Task: Please reproduce the rows starting at the one that contains "tab-label: 市场 <box>519 65 561 88</box>" and ending at the one that contains "x-tick-label: 2149 <box>1261", with both end rows included.
* Start *
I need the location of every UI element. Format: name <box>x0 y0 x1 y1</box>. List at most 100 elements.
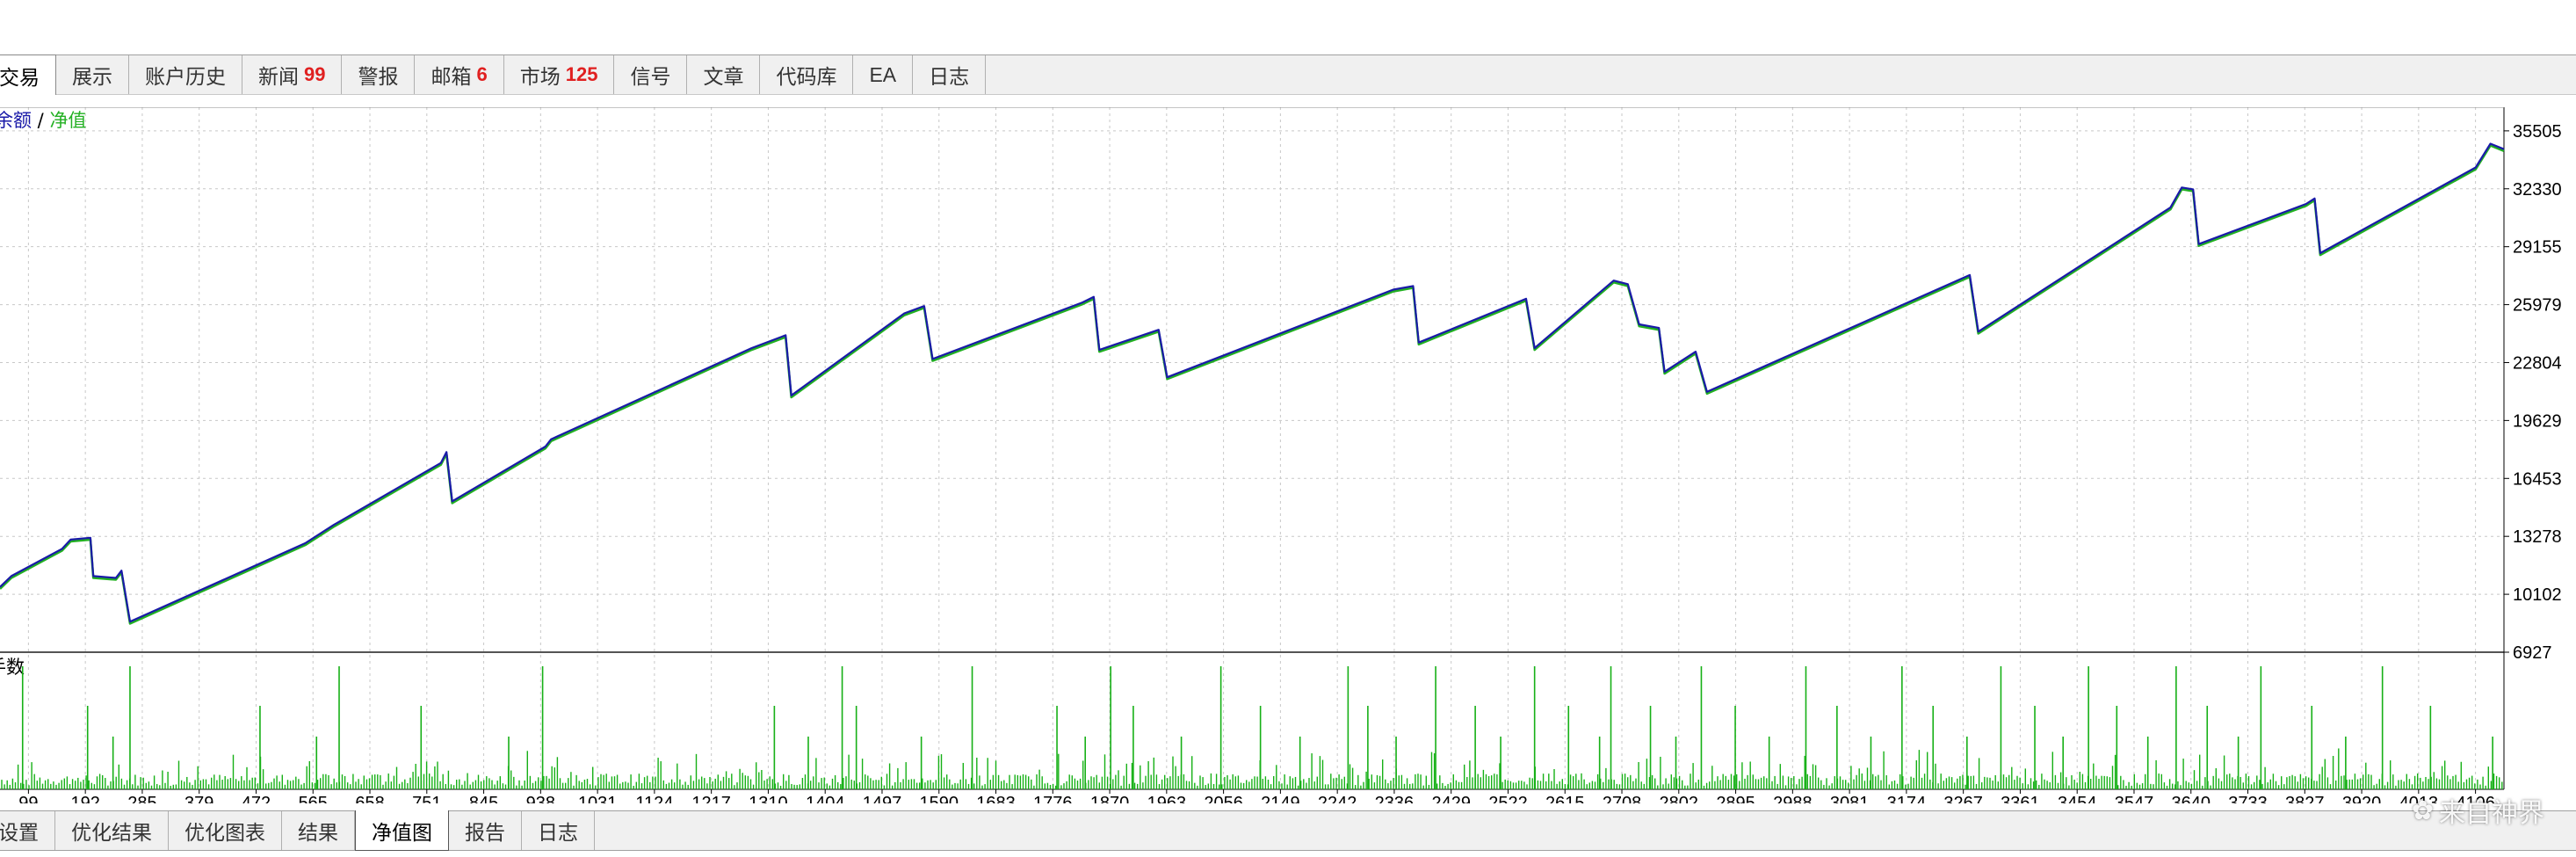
tab-label: 市场 <box>519 65 561 88</box>
tab-5[interactable]: 邮箱 6 <box>415 55 504 94</box>
x-tick-label: 1217 <box>691 794 731 803</box>
x-tick-label: 2895 <box>1716 794 1755 803</box>
x-tick-label: 2336 <box>1375 794 1415 803</box>
tab-3[interactable]: 新闻 99 <box>242 55 343 94</box>
watermark: ✿ 来自神界 <box>2412 791 2544 830</box>
x-tick-label: 3640 <box>2172 794 2211 803</box>
x-tick-label: 658 <box>355 794 384 803</box>
x-tick-label: 845 <box>469 794 498 803</box>
x-tick-label: 2988 <box>1773 794 1813 803</box>
tab-label: 交易 <box>0 65 40 89</box>
x-tick-label: 192 <box>70 794 99 803</box>
svg-text:余额 / 净值: 余额 / 净值 <box>0 110 86 131</box>
x-tick-label: 2149 <box>1261 794 1300 803</box>
equity-chart: 余额 / 净值 手数 35505 32330 29155 25979 22804 1962… <box>0 107 2576 803</box>
x-tick-label: 1590 <box>920 794 959 803</box>
y-tick-label: 35505 <box>2513 122 2562 142</box>
x-tick-label: 3081 <box>1830 794 1870 803</box>
x-tick-label: 1870 <box>1090 794 1130 803</box>
x-tick-label: 3267 <box>1943 794 1983 803</box>
y-tick-label: 29155 <box>2513 238 2562 258</box>
x-tick-label: 2708 <box>1603 794 1642 803</box>
legend-equity: 净值 <box>49 110 86 131</box>
x-tick-label: 3174 <box>1887 794 1927 803</box>
tab-label: 信号 <box>630 65 671 88</box>
y-tick-label: 25979 <box>2513 296 2562 316</box>
tab-4[interactable]: 警报 <box>342 55 416 94</box>
tab-10[interactable]: EA <box>853 55 914 94</box>
tab-label: 代码库 <box>776 65 837 88</box>
tab-label: 警报 <box>358 65 399 88</box>
tab-label: 新闻 <box>258 65 299 88</box>
x-tick-label: 565 <box>299 794 328 803</box>
x-tick-label: 1404 <box>806 794 845 803</box>
x-tick-label: 1310 <box>749 794 788 803</box>
tab-11[interactable]: 日志 <box>913 55 987 94</box>
x-tick-label: 1497 <box>863 794 902 803</box>
terminal-tab-bar: 交易 展示 账户历史 新闻 99 警报 邮箱 6 市场 125 信号 文章 代码库 EA 日志 <box>0 54 2576 95</box>
equity-chart-panel: 余额 / 净值 手数 35505 32330 29155 25979 22804 1962… <box>0 107 2576 803</box>
tab-6[interactable]: 市场 125 <box>504 55 615 94</box>
tab-label: EA <box>869 62 897 86</box>
tab-7[interactable]: 信号 <box>614 55 688 94</box>
watermark-icon: ✿ <box>2411 795 2434 826</box>
tester-tab-bar: 设置 优化结果 优化图表 结果 净值图 报告 日志 <box>0 810 2576 851</box>
x-tick-label: 2615 <box>1545 794 1585 803</box>
tester-tabs: 设置 优化结果 优化图表 结果 净值图 报告 日志 <box>0 810 595 851</box>
y-tick-label: 16453 <box>2513 469 2562 489</box>
tab-8[interactable]: 文章 <box>687 55 761 94</box>
x-tick-label: 3361 <box>2001 794 2040 803</box>
y-tick-label: 32330 <box>2513 180 2562 200</box>
tab-label: 邮箱 <box>431 65 472 88</box>
x-tick-label: 472 <box>242 794 271 803</box>
x-tick-label: 1963 <box>1147 794 1187 803</box>
tester-tab-1[interactable]: 优化结果 <box>55 811 169 850</box>
tab-badge: 6 <box>476 63 488 85</box>
x-tick-label: 938 <box>526 794 555 803</box>
tab-label: 文章 <box>703 65 744 88</box>
volume-label: 手数 <box>0 657 25 678</box>
tab-label: 账户历史 <box>145 65 226 88</box>
x-tick-label: 1124 <box>635 794 673 803</box>
y-tick-label: 10102 <box>2513 585 2562 605</box>
tab-label: 日志 <box>929 65 970 88</box>
x-tick-label: 3827 <box>2285 794 2325 803</box>
y-tick-label: 6927 <box>2513 643 2552 663</box>
x-tick-label: 99 <box>18 794 38 803</box>
tab-9[interactable]: 代码库 <box>760 55 854 94</box>
x-tick-label: 2522 <box>1488 794 1528 803</box>
tester-tab-6[interactable]: 日志 <box>522 811 595 850</box>
y-tick-label: 22804 <box>2513 353 2562 373</box>
tab-badge: 99 <box>304 63 326 85</box>
x-tick-label: 751 <box>412 794 441 803</box>
tester-tab-4[interactable]: 净值图 <box>355 810 449 851</box>
tester-tab-3[interactable]: 结果 <box>282 811 355 850</box>
tab-badge: 125 <box>565 63 598 85</box>
y-tick-label: 19629 <box>2513 411 2562 431</box>
legend-separator: / <box>32 110 49 131</box>
terminal-tabs: 交易 展示 账户历史 新闻 99 警报 邮箱 6 市场 125 信号 文章 代码库 EA 日志 <box>0 54 987 95</box>
x-tick-label: 3733 <box>2228 794 2268 803</box>
x-tick-label: 2429 <box>1431 794 1471 803</box>
tab-2[interactable]: 账户历史 <box>129 55 242 94</box>
x-tick-label: 3547 <box>2115 794 2154 803</box>
x-tick-label: 2242 <box>1318 794 1357 803</box>
x-tick-label: 1031 <box>578 794 618 803</box>
y-tick-label: 13278 <box>2513 527 2562 547</box>
tester-tab-5[interactable]: 报告 <box>449 811 522 850</box>
tab-0[interactable]: 交易 <box>0 54 56 95</box>
x-tick-label: 1683 <box>976 794 1016 803</box>
tab-1[interactable]: 展示 <box>56 55 129 94</box>
x-tick-label: 2802 <box>1660 794 1699 803</box>
x-tick-label: 285 <box>127 794 156 803</box>
tab-label: 展示 <box>72 65 112 88</box>
tester-tab-0[interactable]: 设置 <box>0 811 55 850</box>
watermark-text: 来自神界 <box>2439 798 2544 829</box>
x-tick-label: 379 <box>185 794 213 803</box>
tester-tab-2[interactable]: 优化图表 <box>169 811 282 850</box>
x-tick-label: 1776 <box>1033 794 1073 803</box>
x-tick-label: 2056 <box>1204 794 1243 803</box>
x-tick-label: 3920 <box>2342 794 2382 803</box>
legend-balance: 余额 <box>0 110 32 131</box>
x-tick-label: 3454 <box>2058 794 2097 803</box>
* End *
Exercise output:
tab-label: 市场 <box>519 65 561 88</box>
tab-5[interactable]: 邮箱 6 <box>415 55 504 94</box>
x-tick-label: 1217 <box>691 794 731 803</box>
x-tick-label: 2895 <box>1716 794 1755 803</box>
x-tick-label: 2336 <box>1375 794 1415 803</box>
tab-3[interactable]: 新闻 99 <box>242 55 343 94</box>
watermark: ✿ 来自神界 <box>2412 791 2544 830</box>
x-tick-label: 3640 <box>2172 794 2211 803</box>
x-tick-label: 658 <box>355 794 384 803</box>
x-tick-label: 845 <box>469 794 498 803</box>
x-tick-label: 2988 <box>1773 794 1813 803</box>
tab-label: 交易 <box>0 65 40 89</box>
x-tick-label: 192 <box>70 794 99 803</box>
svg-text:余额 / 净值: 余额 / 净值 <box>0 110 86 131</box>
x-tick-label: 2149 <box>1261 794 1300 803</box>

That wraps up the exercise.